■ THE RECORDS
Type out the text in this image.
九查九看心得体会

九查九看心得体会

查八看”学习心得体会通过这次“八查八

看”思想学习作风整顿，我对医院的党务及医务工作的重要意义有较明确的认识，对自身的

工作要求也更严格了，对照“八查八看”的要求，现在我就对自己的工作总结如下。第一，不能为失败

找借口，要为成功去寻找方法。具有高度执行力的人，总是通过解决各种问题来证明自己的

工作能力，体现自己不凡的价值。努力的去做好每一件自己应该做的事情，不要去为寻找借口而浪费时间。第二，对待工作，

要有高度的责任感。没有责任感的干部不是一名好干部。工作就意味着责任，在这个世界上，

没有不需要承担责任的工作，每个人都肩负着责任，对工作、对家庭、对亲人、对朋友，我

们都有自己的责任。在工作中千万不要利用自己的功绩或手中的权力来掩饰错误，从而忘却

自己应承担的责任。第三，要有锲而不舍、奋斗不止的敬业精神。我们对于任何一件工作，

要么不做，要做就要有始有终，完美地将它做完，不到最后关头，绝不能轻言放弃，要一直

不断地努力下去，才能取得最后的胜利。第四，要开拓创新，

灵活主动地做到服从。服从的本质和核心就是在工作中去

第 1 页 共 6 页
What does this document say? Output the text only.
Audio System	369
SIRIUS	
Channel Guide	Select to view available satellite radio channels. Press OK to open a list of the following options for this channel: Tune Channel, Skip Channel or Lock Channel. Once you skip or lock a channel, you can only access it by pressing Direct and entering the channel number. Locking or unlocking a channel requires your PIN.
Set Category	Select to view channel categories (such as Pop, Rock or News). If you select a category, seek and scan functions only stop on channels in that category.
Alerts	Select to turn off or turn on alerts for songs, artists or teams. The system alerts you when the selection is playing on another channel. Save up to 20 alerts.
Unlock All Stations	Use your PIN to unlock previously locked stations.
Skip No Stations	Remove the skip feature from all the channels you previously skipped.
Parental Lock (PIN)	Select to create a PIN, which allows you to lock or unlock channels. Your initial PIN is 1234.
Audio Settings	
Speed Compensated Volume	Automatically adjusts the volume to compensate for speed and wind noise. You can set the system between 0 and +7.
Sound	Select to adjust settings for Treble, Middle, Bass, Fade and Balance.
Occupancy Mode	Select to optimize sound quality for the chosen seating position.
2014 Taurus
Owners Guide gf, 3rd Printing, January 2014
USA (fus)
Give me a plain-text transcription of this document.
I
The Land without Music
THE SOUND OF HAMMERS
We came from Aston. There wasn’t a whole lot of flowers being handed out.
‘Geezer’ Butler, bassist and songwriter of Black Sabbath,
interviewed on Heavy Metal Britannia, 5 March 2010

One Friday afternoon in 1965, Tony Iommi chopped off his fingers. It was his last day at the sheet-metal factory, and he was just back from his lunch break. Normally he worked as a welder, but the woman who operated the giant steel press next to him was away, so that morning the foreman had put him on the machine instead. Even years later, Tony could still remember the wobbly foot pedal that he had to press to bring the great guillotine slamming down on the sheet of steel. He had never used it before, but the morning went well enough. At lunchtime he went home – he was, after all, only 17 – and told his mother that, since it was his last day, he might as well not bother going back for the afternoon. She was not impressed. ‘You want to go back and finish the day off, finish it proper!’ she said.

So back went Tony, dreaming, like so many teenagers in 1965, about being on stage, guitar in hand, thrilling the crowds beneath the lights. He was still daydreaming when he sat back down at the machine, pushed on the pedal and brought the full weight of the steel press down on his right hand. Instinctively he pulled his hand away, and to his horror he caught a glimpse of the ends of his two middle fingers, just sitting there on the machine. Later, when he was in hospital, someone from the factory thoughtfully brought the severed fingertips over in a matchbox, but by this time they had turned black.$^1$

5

■ EXERCISE DETAILS
Report the number of lines of the listing above that hold the string "document", with no other text.

■ PROBLEM SOLUTION
2